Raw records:
-------

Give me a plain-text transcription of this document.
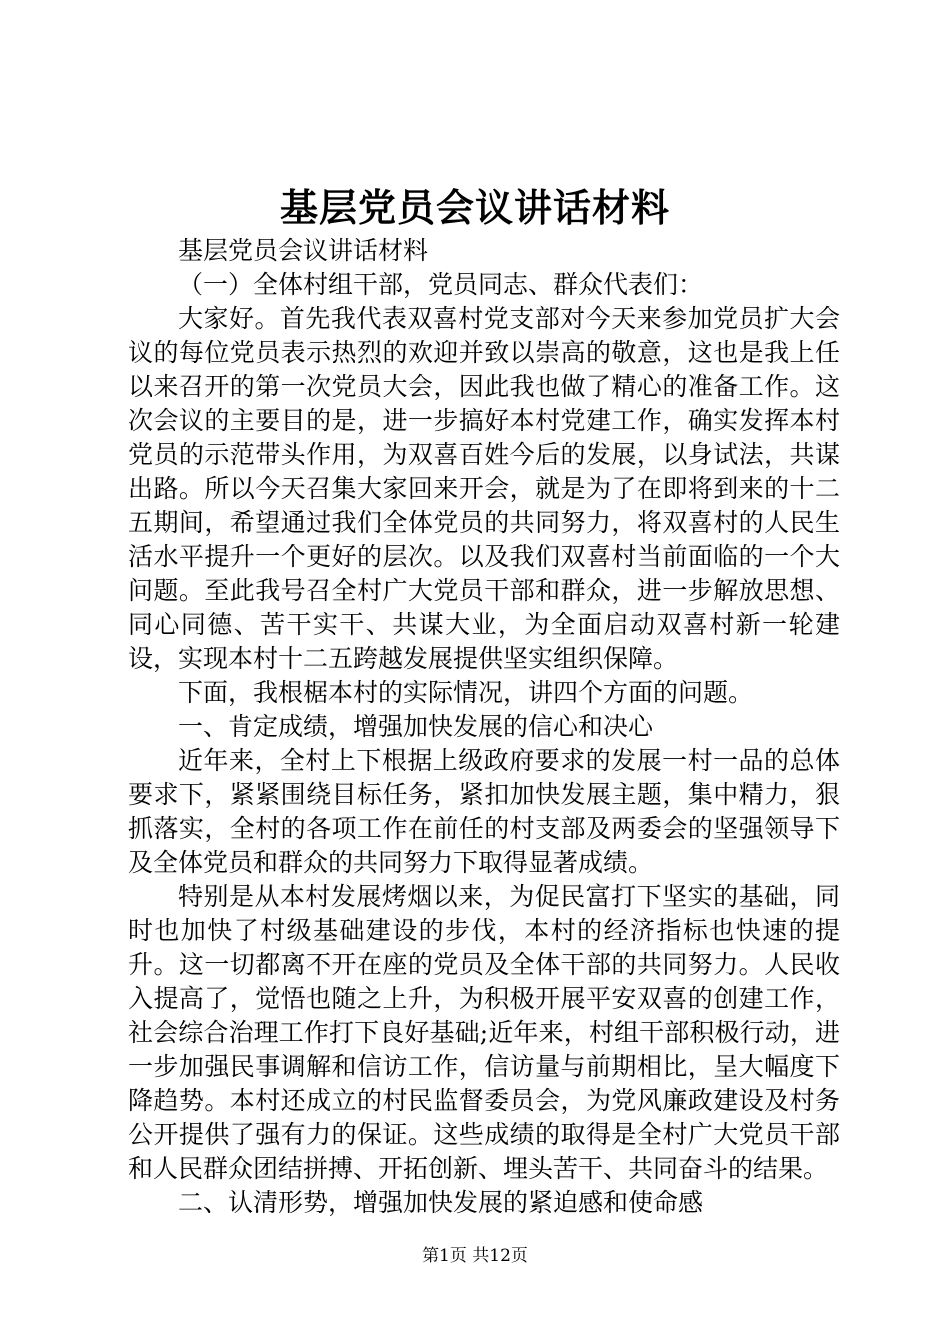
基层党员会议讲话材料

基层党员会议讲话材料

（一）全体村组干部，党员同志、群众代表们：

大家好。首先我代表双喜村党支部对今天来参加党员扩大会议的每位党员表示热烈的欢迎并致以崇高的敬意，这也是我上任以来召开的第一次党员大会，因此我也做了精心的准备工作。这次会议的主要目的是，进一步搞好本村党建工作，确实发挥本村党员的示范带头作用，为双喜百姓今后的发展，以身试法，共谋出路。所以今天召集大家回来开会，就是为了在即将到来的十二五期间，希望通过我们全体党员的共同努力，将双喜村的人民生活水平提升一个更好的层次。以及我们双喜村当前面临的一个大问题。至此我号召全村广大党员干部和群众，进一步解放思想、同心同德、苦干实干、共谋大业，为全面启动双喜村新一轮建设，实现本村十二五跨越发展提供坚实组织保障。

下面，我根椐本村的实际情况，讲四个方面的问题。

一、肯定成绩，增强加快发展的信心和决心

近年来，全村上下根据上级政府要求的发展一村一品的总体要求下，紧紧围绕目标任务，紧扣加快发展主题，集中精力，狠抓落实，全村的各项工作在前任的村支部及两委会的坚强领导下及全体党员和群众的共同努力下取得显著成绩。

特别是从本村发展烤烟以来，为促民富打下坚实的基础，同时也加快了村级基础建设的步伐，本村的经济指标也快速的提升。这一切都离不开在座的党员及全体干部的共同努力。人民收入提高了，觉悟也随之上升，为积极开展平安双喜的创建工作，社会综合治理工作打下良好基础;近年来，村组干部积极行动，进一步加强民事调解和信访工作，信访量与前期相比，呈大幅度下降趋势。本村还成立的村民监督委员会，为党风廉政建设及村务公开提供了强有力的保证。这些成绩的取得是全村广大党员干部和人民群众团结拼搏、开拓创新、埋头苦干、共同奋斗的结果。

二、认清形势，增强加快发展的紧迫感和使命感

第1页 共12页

-------

→ REQUIREMENT: Extract every line of the data exactly; pictures stay out.

→ COMPLETED EXERCISE:
Give me a plain-text transcription of this document.
基层党员会议讲话材料

基层党员会议讲话材料

（一）全体村组干部，党员同志、群众代表们：

大家好。首先我代表双喜村党支部对今天来参加党员扩大会议的每位党员表示热烈的欢迎并致以崇高的敬意，这也是我上任以来召开的第一次党员大会，因此我也做了精心的准备工作。这次会议的主要目的是，进一步搞好本村党建工作，确实发挥本村党员的示范带头作用，为双喜百姓今后的发展，以身试法，共谋出路。所以今天召集大家回来开会，就是为了在即将到来的十二五期间，希望通过我们全体党员的共同努力，将双喜村的人民生活水平提升一个更好的层次。以及我们双喜村当前面临的一个大问题。至此我号召全村广大党员干部和群众，进一步解放思想、同心同德、苦干实干、共谋大业，为全面启动双喜村新一轮建设，实现本村十二五跨越发展提供坚实组织保障。

下面，我根椐本村的实际情况，讲四个方面的问题。

一、肯定成绩，增强加快发展的信心和决心

近年来，全村上下根据上级政府要求的发展一村一品的总体要求下，紧紧围绕目标任务，紧扣加快发展主题，集中精力，狠抓落实，全村的各项工作在前任的村支部及两委会的坚强领导下及全体党员和群众的共同努力下取得显著成绩。

特别是从本村发展烤烟以来，为促民富打下坚实的基础，同时也加快了村级基础建设的步伐，本村的经济指标也快速的提升。这一切都离不开在座的党员及全体干部的共同努力。人民收入提高了，觉悟也随之上升，为积极开展平安双喜的创建工作，社会综合治理工作打下良好基础;近年来，村组干部积极行动，进一步加强民事调解和信访工作，信访量与前期相比，呈大幅度下降趋势。本村还成立的村民监督委员会，为党风廉政建设及村务公开提供了强有力的保证。这些成绩的取得是全村广大党员干部和人民群众团结拼搏、开拓创新、埋头苦干、共同奋斗的结果。

二、认清形势，增强加快发展的紧迫感和使命感

第1页 共12页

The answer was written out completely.